**Tasks for this exercise**
A. Read the forum thread on UK clothing label suppliers below and decide whether each statement agrees with it: (i) TJLewis dislikes tags sewn over the seam; (ii) stag wants a label producer located far from London; (iii) rema lists Rowheath Ltd under label creating. Answer yes or no for each, quoting the words from the thread that settle it.
B. According to the forum thread on UK clothing label suppliers below, where is the company that TJLewis now uses for relabeling in small quantities?
C. Set down the passage from the forum thread on UK clothing label suppliers below, starting at "Ps- How do u" and ending at "over the seam.".

**Selection**
========================================
# UK supplier for clothing label manufacturer



## stag (Dec 6, 2006)

Helllooo

Any recommended clothing label producers for neck tags and those that can also sow them? I have some contacts but would prefer something closer to London or in London...

Cheers all

Ps- How do u guys generally go about with the tagging on blanks? Do u just not bother or use your own tags, prints, sowing etc etc?


----------



## TJLewis (Jul 26, 2005)

I've used British Tags before and they seem ok. I sent my shirts to Jami Q's to have them re-labeled and they were first class, I now have a local company in Midlands that re-label in small quantities though. I have new tag sewn in properly as I hate to see tags sewn over the seam.
Justin


----------



## rema (Aug 7, 2006)

Im currently looking into this did some research in the past found these companies,

Relabelling:
Rowheath Ltd - Embroidery, Relabelling, Applique, Branding, Packing, Compressed t-shirts

Label Creating:
www.britishtags.co.uk
Clothing label manufacturers Elite Labels LTD
Woven Labels, Craft Labels and Ribbons from GB Name Tapes and Labels

blessings rema


----------



## samson18 (May 14, 2009)
========================================
[Stored data]
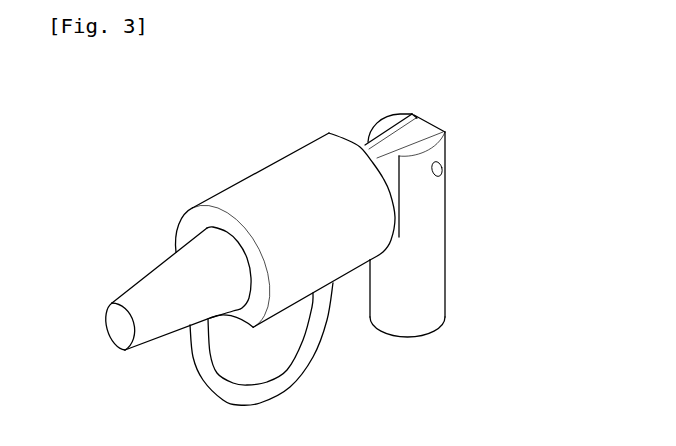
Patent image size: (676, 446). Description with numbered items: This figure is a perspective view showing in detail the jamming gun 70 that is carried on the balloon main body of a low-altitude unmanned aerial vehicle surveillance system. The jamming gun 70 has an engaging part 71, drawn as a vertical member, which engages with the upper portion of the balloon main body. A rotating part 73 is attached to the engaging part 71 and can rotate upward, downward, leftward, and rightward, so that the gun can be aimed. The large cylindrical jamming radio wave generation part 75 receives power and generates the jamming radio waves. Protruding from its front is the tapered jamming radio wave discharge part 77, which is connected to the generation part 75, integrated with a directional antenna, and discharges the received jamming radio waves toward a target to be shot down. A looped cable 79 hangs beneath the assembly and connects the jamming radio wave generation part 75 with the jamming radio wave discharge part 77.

The jamming gun 70 is at (160, 200).
The engaging part 71 is at (418, 285).
The rotating part 73 is at (405, 140).
The jamming radio wave generation part 75 is at (295, 172).
The jamming radio wave discharge part 77 is at (157, 293).
The cable 79 is at (290, 363).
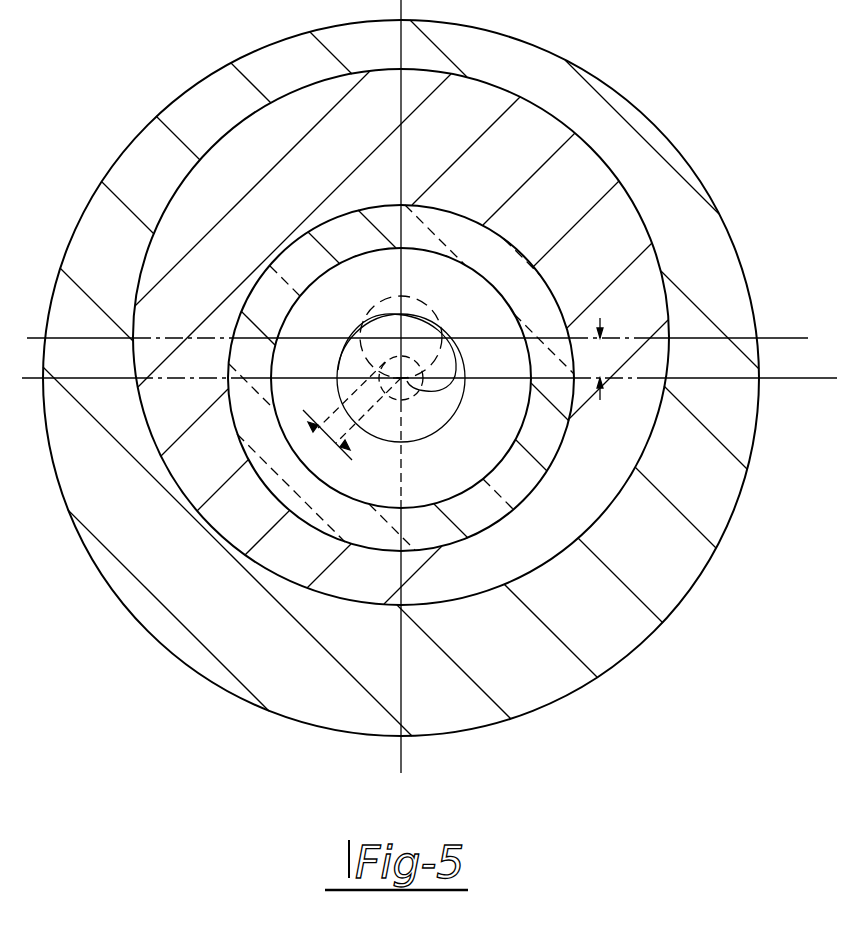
========================================
**Written responses**
A.
(i) Yes: "I hate to see tags sewn over the seam."
(ii) No: "would prefer something closer to London or in London"
(iii) No: Rowheath Ltd appears under "Relabelling:" as "Rowheath Ltd - Embroidery, Relabelling, Applique, Branding, Packing, Compressed t-shirts"

B. It is a local company in Midlands.

C.
Ps- How do u guys generally go about with the tagging on blanks? Do u just not bother or use your own tags, prints, sowing etc etc?


----------



## TJLewis (Jul 26, 2005)

I've used British Tags before and they seem ok. I sent my shirts to Jami Q's to have them re-labeled and they were first class, I now have a local company in Midlands that re-label in small quantities though. I have new tag sewn in properly as I hate to see tags sewn over the seam.